■ **WHAT YOU SHOULD DO**
The answer should be a single number: how many lines of the entries below hold the word "הרצוג".

Data entries:

━━━━

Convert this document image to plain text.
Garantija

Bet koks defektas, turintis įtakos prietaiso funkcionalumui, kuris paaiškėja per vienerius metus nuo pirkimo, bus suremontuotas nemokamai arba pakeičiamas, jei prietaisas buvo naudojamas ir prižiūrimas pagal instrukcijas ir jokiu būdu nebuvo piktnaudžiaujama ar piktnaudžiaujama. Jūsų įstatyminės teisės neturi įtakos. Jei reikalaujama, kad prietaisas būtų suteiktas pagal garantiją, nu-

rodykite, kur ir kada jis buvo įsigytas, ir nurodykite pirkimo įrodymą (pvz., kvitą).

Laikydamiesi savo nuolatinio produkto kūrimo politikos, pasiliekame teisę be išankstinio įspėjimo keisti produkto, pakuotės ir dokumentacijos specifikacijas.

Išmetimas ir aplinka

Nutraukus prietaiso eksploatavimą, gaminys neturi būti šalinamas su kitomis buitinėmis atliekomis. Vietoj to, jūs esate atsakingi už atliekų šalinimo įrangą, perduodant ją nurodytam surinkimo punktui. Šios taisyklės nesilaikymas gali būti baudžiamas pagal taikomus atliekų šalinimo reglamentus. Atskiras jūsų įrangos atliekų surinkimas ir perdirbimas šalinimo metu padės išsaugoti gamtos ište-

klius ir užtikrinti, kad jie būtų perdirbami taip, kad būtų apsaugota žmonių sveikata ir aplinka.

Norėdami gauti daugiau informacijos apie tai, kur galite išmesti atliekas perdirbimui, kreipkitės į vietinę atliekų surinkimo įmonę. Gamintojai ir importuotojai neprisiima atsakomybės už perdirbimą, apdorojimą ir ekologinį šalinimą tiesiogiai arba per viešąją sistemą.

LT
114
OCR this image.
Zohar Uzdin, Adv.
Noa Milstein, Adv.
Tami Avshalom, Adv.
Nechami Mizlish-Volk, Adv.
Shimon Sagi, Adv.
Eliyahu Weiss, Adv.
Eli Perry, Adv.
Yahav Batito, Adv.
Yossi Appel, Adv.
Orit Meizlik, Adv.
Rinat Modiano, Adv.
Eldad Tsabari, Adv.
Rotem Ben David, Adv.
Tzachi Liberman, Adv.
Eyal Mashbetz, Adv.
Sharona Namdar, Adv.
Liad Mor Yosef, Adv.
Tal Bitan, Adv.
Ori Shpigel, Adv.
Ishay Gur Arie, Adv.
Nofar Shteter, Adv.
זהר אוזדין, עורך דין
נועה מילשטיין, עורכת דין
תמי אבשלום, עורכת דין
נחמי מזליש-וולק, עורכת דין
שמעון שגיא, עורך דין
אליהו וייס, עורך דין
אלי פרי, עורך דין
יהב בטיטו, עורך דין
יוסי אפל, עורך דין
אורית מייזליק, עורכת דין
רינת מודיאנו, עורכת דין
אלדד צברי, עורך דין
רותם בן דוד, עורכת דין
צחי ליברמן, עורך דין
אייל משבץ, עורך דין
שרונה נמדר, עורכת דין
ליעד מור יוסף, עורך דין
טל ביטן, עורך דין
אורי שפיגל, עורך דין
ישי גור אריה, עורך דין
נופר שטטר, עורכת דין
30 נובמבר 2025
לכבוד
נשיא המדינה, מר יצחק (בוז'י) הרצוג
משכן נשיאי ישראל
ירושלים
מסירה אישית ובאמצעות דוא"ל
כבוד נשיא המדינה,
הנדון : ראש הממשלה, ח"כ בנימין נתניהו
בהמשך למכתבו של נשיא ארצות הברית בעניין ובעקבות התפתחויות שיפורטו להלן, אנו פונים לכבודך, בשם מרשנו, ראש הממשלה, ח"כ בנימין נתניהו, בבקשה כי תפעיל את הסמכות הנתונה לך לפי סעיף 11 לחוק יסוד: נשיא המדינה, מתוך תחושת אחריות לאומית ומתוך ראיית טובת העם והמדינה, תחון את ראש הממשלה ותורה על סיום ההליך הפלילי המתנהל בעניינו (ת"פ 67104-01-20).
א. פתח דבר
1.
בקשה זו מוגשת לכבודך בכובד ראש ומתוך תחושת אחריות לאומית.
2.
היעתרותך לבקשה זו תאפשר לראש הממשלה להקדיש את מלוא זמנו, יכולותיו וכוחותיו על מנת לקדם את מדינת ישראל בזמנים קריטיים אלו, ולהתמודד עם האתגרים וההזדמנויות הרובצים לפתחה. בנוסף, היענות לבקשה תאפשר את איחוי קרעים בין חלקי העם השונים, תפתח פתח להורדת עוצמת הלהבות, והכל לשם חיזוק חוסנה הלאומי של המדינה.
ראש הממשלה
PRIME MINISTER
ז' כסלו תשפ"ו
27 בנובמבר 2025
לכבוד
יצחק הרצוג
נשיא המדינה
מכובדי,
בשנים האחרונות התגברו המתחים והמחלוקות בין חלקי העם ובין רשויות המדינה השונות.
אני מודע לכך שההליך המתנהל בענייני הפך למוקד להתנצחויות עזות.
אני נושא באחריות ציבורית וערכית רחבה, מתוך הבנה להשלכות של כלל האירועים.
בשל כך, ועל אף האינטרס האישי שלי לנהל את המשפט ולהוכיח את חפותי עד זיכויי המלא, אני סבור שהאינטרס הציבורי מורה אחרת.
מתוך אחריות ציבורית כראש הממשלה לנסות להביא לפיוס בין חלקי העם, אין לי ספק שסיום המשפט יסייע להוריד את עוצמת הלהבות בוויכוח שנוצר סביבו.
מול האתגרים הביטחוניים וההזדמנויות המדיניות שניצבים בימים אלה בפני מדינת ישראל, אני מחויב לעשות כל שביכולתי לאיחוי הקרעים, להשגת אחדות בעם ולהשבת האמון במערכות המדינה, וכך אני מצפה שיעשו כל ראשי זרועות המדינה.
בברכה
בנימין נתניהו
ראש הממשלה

━━━━

■ **SOLVED PROBLEM**
2